§ WORK TO DO
Carry none of the pictures over; write out the complete data exactly.

§ GIVEN RECORDS
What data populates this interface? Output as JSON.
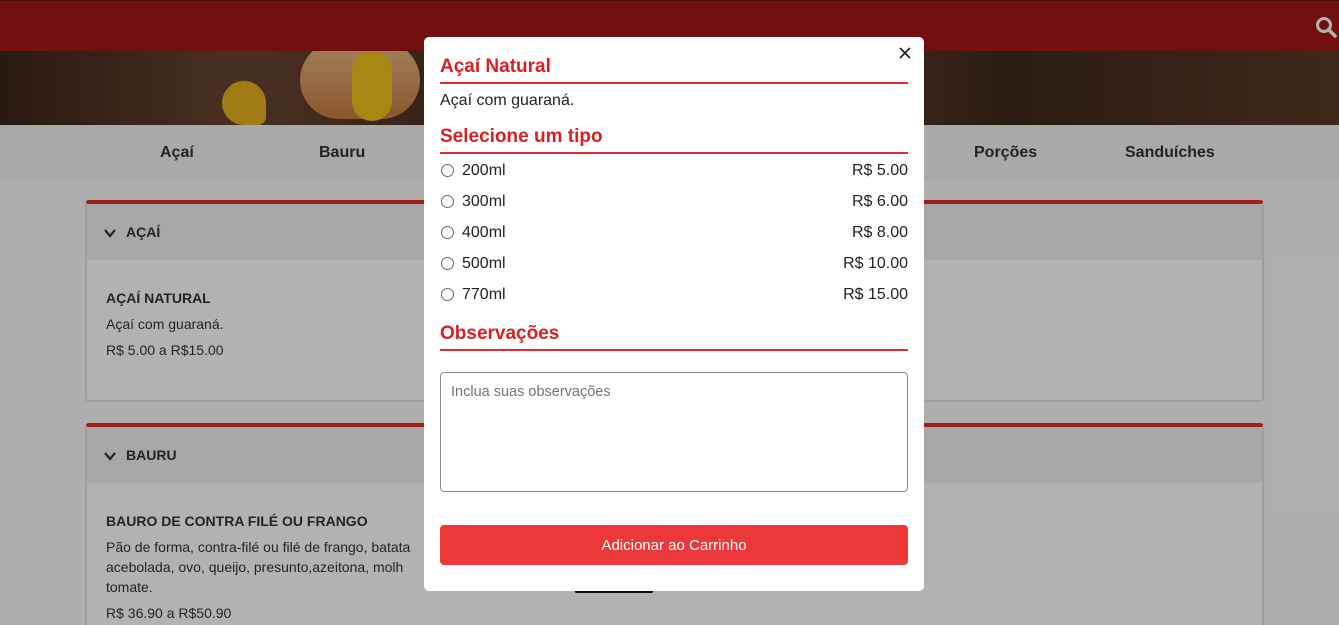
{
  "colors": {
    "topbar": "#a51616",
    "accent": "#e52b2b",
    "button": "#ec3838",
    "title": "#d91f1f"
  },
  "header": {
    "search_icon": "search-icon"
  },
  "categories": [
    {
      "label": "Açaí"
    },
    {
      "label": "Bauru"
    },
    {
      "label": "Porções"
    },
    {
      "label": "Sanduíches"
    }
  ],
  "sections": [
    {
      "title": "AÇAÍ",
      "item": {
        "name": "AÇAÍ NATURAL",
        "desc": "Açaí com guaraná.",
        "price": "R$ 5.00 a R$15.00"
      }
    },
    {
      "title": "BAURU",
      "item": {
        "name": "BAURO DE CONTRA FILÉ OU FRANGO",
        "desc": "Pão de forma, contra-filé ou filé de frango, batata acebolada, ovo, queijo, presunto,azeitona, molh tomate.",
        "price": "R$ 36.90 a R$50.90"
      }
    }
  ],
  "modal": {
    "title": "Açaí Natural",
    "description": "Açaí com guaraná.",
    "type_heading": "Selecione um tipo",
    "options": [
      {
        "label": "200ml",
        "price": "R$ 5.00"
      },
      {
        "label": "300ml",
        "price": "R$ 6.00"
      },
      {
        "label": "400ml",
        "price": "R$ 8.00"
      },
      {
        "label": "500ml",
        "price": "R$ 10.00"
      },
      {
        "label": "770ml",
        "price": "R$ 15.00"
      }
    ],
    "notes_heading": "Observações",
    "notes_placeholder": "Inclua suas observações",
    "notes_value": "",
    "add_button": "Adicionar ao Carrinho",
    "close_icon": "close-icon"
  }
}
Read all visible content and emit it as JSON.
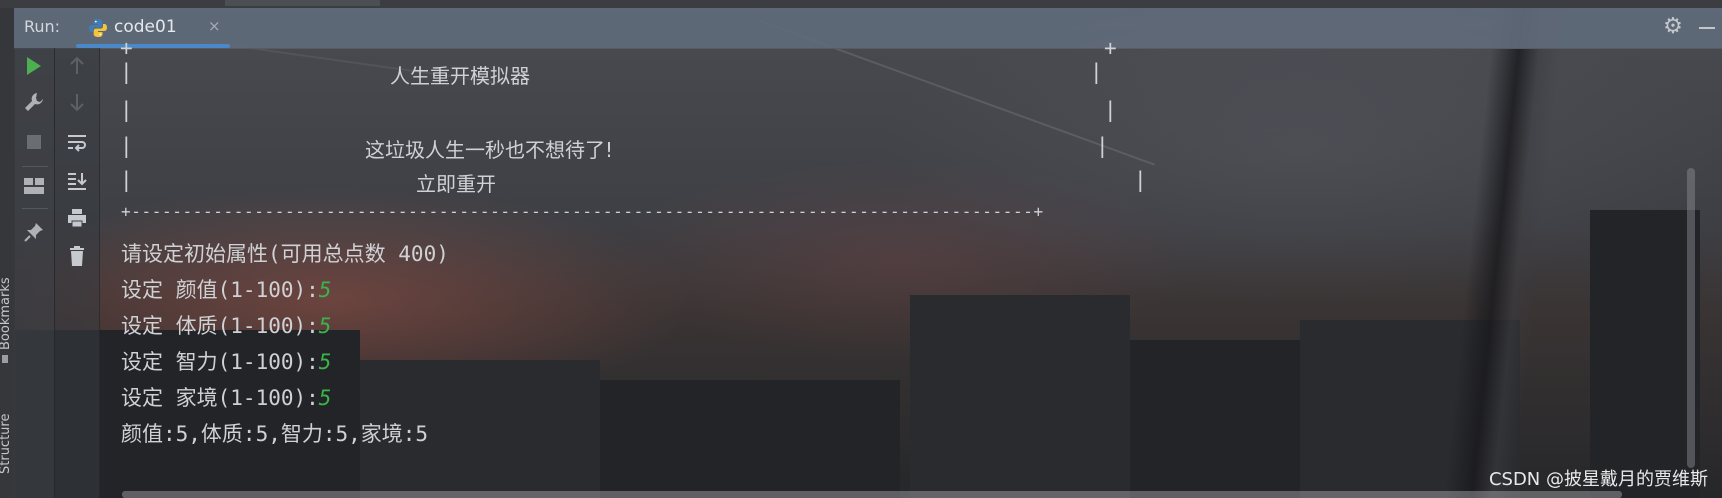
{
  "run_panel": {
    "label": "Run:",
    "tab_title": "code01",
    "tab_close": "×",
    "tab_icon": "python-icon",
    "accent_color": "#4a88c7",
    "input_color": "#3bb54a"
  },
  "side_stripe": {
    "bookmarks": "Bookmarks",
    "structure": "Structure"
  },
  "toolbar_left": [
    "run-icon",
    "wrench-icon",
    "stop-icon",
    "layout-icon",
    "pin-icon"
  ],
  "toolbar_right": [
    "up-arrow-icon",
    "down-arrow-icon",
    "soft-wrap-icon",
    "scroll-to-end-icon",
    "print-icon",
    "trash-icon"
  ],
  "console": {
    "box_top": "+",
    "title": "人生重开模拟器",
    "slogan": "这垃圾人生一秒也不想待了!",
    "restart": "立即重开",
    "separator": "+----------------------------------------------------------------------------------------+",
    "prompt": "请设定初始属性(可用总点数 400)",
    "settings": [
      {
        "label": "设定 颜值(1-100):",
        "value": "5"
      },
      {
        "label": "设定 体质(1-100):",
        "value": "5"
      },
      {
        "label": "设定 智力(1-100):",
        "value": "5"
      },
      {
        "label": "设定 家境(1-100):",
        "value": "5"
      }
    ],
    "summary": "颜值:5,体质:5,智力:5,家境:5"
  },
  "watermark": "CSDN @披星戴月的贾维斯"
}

§ EXERCISE SOLUTION
What data populates this interface? Output as JSON.
{
  "colors": {
    "topbar": "#a51616",
    "accent": "#e52b2b",
    "button": "#ec3838",
    "title": "#d91f1f"
  },
  "header": {
    "search_icon": "search-icon"
  },
  "categories": [
    {
      "label": "Açaí"
    },
    {
      "label": "Bauru"
    },
    {
      "label": "Porções"
    },
    {
      "label": "Sanduíches"
    }
  ],
  "sections": [
    {
      "title": "AÇAÍ",
      "item": {
        "name": "AÇAÍ NATURAL",
        "desc": "Açaí com guaraná.",
        "price": "R$ 5.00 a R$15.00"
      }
    },
    {
      "title": "BAURU",
      "item": {
        "name": "BAURO DE CONTRA FILÉ OU FRANGO",
        "desc": "Pão de forma, contra-filé ou filé de frango, batata acebolada, ovo, queijo, presunto,azeitona, molh tomate.",
        "price": "R$ 36.90 a R$50.90"
      }
    }
  ],
  "modal": {
    "title": "Açaí Natural",
    "description": "Açaí com guaraná.",
    "type_heading": "Selecione um tipo",
    "options": [
      {
        "label": "200ml",
        "price": "R$ 5.00"
      },
      {
        "label": "300ml",
        "price": "R$ 6.00"
      },
      {
        "label": "400ml",
        "price": "R$ 8.00"
      },
      {
        "label": "500ml",
        "price": "R$ 10.00"
      },
      {
        "label": "770ml",
        "price": "R$ 15.00"
      }
    ],
    "notes_heading": "Observações",
    "notes_placeholder": "Inclua suas observações",
    "notes_value": "",
    "add_button": "Adicionar ao Carrinho",
    "close_icon": "close-icon"
  }
}
Read all visible content and emit it as JSON.
{
  "run_panel": {
    "label": "Run:",
    "tab_title": "code01",
    "tab_close": "×",
    "tab_icon": "python-icon",
    "accent_color": "#4a88c7",
    "input_color": "#3bb54a"
  },
  "side_stripe": {
    "bookmarks": "Bookmarks",
    "structure": "Structure"
  },
  "toolbar_left": [
    "run-icon",
    "wrench-icon",
    "stop-icon",
    "layout-icon",
    "pin-icon"
  ],
  "toolbar_right": [
    "up-arrow-icon",
    "down-arrow-icon",
    "soft-wrap-icon",
    "scroll-to-end-icon",
    "print-icon",
    "trash-icon"
  ],
  "console": {
    "box_top": "+",
    "title": "人生重开模拟器",
    "slogan": "这垃圾人生一秒也不想待了!",
    "restart": "立即重开",
    "separator": "+----------------------------------------------------------------------------------------+",
    "prompt": "请设定初始属性(可用总点数 400)",
    "settings": [
      {
        "label": "设定 颜值(1-100):",
        "value": "5"
      },
      {
        "label": "设定 体质(1-100):",
        "value": "5"
      },
      {
        "label": "设定 智力(1-100):",
        "value": "5"
      },
      {
        "label": "设定 家境(1-100):",
        "value": "5"
      }
    ],
    "summary": "颜值:5,体质:5,智力:5,家境:5"
  },
  "watermark": "CSDN @披星戴月的贾维斯"
}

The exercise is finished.